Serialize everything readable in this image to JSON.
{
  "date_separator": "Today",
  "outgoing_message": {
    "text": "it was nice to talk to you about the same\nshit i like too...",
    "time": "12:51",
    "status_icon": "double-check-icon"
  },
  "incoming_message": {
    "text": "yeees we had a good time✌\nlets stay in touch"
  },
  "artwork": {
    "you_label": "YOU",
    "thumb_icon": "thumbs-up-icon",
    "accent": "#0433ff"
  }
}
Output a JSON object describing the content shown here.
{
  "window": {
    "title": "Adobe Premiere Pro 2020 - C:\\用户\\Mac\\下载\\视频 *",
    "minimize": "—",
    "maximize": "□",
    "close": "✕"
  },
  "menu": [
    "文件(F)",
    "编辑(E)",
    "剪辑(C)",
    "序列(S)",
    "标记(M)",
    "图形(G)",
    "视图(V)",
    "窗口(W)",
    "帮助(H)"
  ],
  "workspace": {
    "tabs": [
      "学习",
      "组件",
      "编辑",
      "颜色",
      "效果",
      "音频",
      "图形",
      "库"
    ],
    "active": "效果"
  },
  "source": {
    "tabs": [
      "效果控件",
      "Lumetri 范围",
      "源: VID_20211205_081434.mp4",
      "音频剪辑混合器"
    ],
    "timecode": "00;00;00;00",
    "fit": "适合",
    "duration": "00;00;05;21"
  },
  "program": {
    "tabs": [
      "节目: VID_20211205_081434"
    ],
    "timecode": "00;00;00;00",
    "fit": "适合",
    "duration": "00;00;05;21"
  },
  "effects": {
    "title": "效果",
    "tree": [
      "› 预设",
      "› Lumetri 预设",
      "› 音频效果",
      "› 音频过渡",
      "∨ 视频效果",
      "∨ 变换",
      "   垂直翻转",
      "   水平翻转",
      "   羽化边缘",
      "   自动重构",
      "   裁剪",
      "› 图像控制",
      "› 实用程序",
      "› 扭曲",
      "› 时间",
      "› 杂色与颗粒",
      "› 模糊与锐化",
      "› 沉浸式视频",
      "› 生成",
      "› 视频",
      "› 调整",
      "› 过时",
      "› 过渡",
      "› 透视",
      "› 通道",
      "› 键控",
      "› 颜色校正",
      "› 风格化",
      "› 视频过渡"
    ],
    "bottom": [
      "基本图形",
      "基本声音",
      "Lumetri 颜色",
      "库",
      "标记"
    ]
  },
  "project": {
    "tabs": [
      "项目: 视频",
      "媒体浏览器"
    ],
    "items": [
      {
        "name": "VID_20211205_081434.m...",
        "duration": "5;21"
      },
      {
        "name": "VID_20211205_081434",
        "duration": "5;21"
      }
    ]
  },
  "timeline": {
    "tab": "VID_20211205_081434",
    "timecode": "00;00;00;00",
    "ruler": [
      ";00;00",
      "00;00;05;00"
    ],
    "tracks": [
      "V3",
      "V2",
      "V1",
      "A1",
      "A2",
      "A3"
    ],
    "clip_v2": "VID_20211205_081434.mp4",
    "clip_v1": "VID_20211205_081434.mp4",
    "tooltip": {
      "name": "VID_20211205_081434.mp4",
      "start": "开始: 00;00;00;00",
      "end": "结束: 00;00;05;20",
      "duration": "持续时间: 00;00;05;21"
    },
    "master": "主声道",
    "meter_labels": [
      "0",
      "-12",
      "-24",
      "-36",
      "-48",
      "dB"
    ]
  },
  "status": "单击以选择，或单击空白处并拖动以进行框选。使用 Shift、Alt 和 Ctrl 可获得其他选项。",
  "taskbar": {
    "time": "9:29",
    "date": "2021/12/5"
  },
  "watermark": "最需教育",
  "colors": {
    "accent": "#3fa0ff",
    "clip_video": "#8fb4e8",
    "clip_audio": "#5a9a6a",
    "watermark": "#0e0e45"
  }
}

REQUIREMENTS
Where does the word "text" appear? Return each line that holds it.

OUTPUT OF THE TASK
    "text": "it was nice to talk to you about the same\nshit i like too...",
    "text": "yeees we had a good time✌\nlets stay in touch"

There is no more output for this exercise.